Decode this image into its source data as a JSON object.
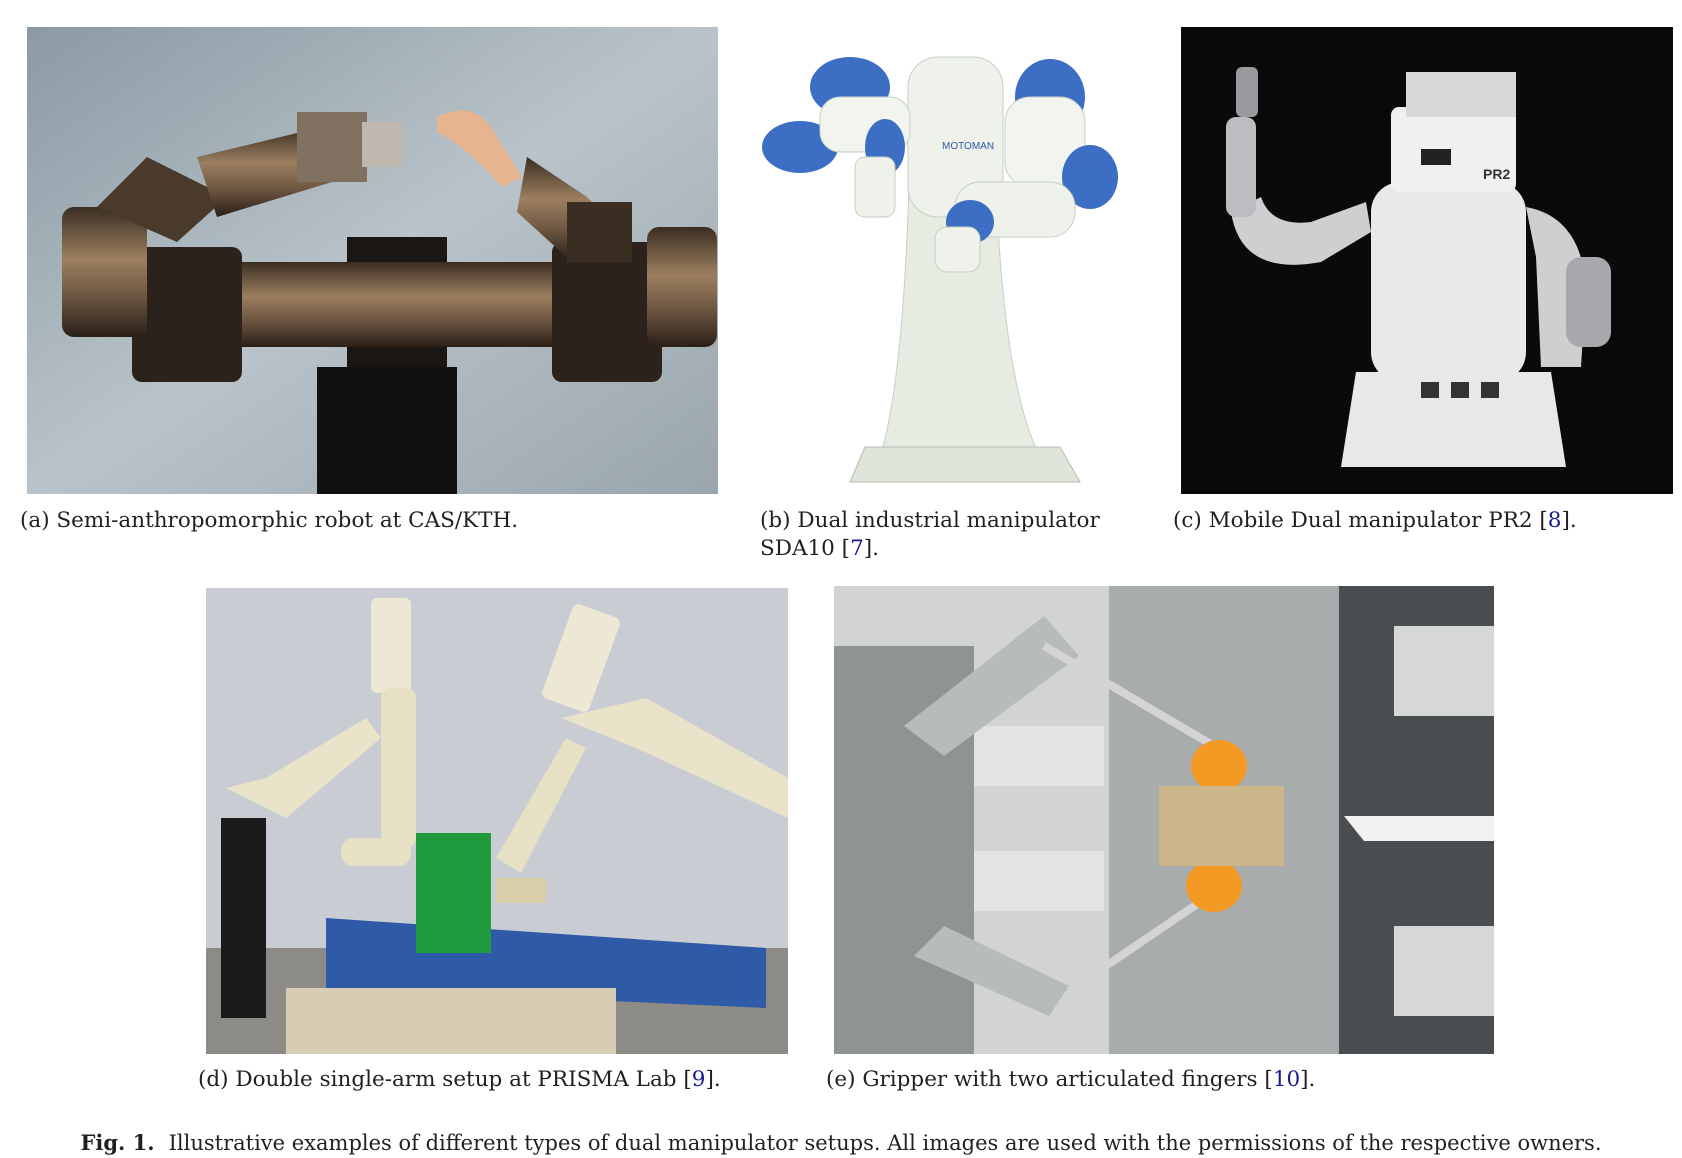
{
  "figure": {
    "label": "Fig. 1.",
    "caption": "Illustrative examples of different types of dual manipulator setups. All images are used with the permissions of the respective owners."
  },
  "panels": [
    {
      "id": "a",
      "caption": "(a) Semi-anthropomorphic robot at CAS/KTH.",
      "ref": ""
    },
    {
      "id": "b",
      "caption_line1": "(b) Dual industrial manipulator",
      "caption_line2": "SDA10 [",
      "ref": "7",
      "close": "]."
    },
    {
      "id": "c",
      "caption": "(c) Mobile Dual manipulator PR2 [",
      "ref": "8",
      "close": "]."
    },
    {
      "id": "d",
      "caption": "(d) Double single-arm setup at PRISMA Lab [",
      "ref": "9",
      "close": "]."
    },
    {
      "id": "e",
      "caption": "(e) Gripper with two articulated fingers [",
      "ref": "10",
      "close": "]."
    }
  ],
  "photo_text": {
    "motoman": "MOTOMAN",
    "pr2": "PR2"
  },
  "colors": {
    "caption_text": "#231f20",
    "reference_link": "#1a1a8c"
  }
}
#####
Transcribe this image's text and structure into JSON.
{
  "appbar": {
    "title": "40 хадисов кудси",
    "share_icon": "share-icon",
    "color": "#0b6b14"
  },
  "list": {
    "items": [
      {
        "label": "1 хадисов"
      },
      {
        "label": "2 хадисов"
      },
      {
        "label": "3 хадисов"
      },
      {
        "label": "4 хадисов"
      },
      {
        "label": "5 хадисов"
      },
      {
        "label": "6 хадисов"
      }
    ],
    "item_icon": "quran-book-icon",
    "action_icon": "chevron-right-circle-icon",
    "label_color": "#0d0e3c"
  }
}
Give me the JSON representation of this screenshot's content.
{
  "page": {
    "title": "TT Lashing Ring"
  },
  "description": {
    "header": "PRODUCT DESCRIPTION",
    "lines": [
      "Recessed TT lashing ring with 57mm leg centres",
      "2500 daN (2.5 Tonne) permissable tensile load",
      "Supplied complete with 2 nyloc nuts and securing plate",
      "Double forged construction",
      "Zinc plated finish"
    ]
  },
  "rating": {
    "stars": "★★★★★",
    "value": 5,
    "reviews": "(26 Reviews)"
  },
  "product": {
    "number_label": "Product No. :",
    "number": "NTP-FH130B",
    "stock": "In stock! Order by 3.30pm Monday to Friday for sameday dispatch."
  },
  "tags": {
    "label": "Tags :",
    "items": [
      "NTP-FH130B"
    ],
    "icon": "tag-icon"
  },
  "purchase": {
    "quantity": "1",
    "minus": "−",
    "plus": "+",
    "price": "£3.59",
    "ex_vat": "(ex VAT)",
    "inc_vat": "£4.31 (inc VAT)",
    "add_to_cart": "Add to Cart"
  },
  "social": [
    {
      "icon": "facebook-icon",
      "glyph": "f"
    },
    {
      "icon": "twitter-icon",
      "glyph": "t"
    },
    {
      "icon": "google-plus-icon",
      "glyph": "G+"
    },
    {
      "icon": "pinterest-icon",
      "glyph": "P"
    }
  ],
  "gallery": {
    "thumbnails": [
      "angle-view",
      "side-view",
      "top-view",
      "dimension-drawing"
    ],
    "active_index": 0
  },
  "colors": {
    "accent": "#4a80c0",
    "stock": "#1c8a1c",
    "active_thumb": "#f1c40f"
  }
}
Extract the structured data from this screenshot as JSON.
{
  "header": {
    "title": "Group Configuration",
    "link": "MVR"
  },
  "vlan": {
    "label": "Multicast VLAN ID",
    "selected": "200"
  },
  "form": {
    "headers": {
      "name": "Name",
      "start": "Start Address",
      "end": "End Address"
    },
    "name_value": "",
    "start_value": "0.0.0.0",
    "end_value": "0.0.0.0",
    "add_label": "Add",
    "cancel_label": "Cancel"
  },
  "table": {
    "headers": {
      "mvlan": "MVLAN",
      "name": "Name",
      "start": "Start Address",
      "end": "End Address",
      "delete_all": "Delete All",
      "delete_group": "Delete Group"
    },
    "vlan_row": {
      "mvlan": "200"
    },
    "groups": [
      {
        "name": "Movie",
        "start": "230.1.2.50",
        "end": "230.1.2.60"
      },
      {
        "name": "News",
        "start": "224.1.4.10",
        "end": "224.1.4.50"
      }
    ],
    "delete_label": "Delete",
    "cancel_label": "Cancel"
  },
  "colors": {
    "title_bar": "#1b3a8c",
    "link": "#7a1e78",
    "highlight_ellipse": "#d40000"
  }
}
#####
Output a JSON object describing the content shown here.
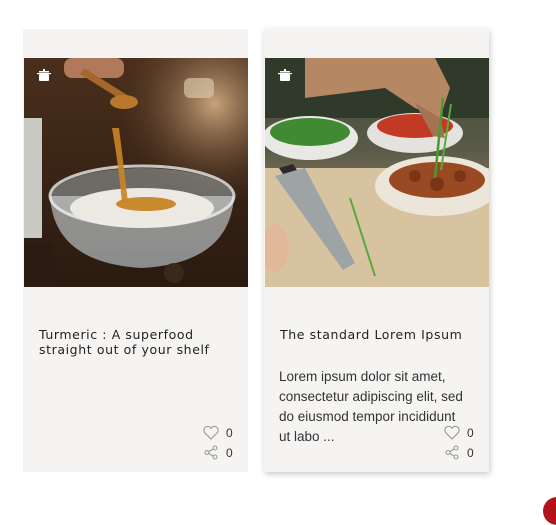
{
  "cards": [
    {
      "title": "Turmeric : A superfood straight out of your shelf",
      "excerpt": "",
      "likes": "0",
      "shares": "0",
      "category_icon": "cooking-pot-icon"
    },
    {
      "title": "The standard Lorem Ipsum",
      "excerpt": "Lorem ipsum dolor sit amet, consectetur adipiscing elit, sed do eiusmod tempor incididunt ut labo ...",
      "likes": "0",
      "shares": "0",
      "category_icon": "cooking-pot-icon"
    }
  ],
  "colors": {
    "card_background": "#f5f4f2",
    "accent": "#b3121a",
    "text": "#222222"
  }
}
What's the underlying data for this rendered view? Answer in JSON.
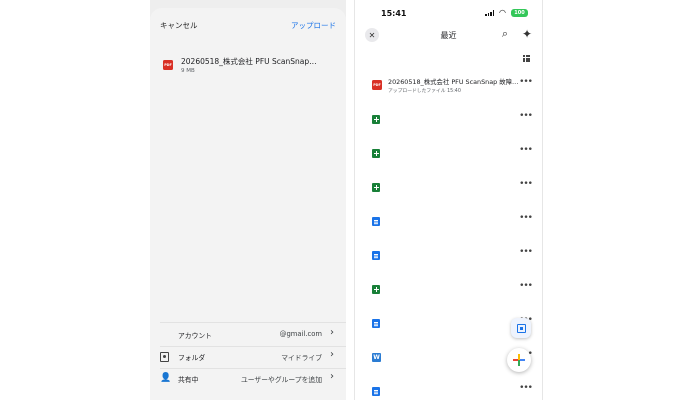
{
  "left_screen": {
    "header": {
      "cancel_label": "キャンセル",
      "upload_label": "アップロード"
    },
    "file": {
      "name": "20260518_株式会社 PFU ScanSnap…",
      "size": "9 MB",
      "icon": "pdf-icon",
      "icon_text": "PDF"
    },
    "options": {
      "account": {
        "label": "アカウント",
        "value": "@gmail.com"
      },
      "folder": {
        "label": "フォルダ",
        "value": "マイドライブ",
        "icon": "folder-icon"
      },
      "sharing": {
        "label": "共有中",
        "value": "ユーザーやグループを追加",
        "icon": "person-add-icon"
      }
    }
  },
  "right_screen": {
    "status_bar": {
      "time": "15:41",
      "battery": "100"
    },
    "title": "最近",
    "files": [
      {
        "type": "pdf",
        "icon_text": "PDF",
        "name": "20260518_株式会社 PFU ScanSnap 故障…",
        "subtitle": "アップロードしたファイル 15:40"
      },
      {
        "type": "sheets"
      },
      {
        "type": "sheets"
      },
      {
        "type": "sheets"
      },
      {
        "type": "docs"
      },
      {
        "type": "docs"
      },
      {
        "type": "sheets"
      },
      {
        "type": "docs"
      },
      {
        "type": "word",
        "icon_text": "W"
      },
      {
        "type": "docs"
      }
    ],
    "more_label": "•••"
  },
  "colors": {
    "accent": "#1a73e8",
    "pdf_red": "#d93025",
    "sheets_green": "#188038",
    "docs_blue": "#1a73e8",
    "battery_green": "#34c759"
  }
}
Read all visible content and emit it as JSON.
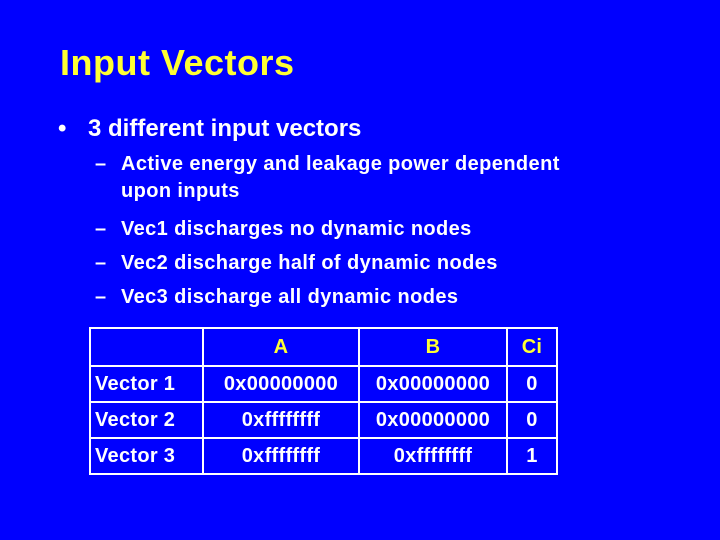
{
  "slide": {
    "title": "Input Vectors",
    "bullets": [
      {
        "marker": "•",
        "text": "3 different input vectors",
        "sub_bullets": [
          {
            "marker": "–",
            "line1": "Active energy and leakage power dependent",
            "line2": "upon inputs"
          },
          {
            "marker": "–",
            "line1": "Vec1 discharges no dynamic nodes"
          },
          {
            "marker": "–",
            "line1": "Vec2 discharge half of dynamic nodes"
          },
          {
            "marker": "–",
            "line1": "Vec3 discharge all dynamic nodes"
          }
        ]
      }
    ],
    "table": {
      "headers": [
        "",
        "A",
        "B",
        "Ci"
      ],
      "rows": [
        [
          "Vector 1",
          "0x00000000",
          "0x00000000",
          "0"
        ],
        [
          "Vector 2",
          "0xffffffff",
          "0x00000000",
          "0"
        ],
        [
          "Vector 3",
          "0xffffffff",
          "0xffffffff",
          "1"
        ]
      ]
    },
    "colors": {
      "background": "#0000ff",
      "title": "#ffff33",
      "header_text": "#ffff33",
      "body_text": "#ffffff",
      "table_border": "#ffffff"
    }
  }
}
#####
Your instructions
List every line from the entries above in which "Address" appears.

Solution below
      "start": "Start Address",
      "end": "End Address"
      "start": "Start Address",
      "end": "End Address",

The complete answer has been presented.